* _DIRECTIONS_
1 > In the XFS patch review, which changes does the reviewer say should be a standalone commit?
2 > Write the next part of the XFS patch review, picking up after its last line.

* _GIVEN PASSAGE_
┄┄┄┄┄┄
I think this should be broken up into separate commits. Certainly
the unmount changes should be a standalone commit...

> Reported-by: syzbot+652af2b3c5569c4ab63c@syzkaller.appspotmail.com
> Closes: https://syzkaller.appspot.com/bug?extid=652af2b3c5569c4ab63c
> Fixes: 90c60e164012 ("xfs: xfs_iflush() is no longer necessary")
> Cc: <stable@vger.kernel.org> # v5.9
> Signed-off-by: Yuto Ohnuki <ytohnuki@amazon.com>
> ---
> Changes in v2:
> - Reordered xfs_unmount_flush_inodes() to stop reclaim before pushing
>   AIL suggested by Dave Chinner
> - Introduced xfs_ail_push_class trace event to avoid dereferencing
>   freed log items in tracepoints
> - Added comments documenting that log items must not be referenced
>   after iop_push() returns
> - Saved ailp pointer in local variables in push functions
> - Link to v1: https://lore.kernel.org/all/20260304162405.58017-2-ytohnuki@amazon.com/
> ---
>  fs/xfs/xfs_dquot_item.c | 10 ++++++++--
>  fs/xfs/xfs_inode_item.c |  9 +++++++--
>  fs/xfs/xfs_mount.c      |  4 ++--
>  fs/xfs/xfs_trace.h      | 35 +++++++++++++++++++++++++++++++----
>  fs/xfs/xfs_trans_ail.c  | 28 ++++++++++++++++++++++++----
>  5 files changed, 72 insertions(+), 14 deletions(-)
┄┄┄┄┄┄
* _DATASET ENTRIES_
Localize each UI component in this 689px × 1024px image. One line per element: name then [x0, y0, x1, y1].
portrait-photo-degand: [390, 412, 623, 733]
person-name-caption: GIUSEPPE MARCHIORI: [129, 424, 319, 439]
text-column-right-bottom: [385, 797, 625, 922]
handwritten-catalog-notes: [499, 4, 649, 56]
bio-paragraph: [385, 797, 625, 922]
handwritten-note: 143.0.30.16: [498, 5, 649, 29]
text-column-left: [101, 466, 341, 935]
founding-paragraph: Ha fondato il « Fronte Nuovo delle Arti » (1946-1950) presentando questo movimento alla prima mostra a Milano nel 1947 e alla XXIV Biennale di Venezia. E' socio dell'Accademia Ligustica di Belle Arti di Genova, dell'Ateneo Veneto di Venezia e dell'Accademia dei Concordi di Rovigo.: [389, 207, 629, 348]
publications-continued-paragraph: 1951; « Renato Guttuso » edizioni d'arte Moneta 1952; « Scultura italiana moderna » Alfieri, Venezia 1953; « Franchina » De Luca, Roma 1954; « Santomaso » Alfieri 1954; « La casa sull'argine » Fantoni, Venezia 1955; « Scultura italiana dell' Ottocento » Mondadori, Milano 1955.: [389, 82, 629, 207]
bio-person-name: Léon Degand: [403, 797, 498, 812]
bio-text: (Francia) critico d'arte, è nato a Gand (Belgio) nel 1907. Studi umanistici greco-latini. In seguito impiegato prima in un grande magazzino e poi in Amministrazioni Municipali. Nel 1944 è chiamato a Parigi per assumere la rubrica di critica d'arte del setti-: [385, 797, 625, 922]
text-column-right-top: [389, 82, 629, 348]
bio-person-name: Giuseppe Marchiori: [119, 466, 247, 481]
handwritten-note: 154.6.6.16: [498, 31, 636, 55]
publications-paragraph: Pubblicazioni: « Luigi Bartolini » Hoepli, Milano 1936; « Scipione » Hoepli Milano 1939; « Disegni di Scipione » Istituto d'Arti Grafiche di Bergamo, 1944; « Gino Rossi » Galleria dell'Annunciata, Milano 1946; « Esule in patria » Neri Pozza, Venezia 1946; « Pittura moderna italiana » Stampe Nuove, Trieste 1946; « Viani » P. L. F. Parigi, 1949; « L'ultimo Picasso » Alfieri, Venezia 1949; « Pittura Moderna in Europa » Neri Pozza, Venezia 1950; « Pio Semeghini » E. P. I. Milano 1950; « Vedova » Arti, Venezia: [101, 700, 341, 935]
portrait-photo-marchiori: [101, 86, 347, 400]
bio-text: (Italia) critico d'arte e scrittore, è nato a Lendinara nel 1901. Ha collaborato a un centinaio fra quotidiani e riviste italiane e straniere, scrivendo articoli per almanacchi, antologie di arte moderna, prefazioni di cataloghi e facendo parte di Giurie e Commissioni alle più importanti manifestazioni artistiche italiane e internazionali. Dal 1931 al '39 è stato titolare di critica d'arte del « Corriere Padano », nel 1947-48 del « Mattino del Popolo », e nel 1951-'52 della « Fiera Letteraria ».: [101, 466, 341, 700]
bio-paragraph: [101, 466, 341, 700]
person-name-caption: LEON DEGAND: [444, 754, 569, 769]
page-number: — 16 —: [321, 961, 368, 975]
┄┄┄┄┄┄
* _OUTPUTS FOR THE TASKS_
1 > The unmount changes should be a standalone commit.

2 >
> 
> diff --git a/fs/xfs/xfs_dquot_item.c b/fs/xfs/xfs_dquot_item.c
> index 491e2a7053a3..223e7162db02 100644
> --- a/fs/xfs/xfs_dquot_item.c
> +++ b/fs/xfs/xfs_dquot_item.c
> @@ -125,6 +125,7 @@ xfs_qm_dquot_logitem_push(
>  	struct xfs_dq_logitem	*qlip = DQUOT_ITEM(lip);
>  	struct xfs_dquot	*dqp = qlip->qli_dquot;
>  	struct xfs_buf		*bp;
> +	struct xfs_ail		*ailp = lip->li_ailp;
>  	uint			rval = XFS_ITEM_SUCCESS;
>  	int			error;
>  
> @@ -153,7 +154,12 @@ xfs_qm_dquot_logitem_push(
>  		goto out_unlock;
>  	}
>  
> -	spin_unlock(&lip->li_ailp->ail_lock);
> +	/*
> +	 * After dropping the AIL lock, the log item may be freed via
> +	 * memory pressure driven shrinker. Do not reference lip after
> +	 * this point.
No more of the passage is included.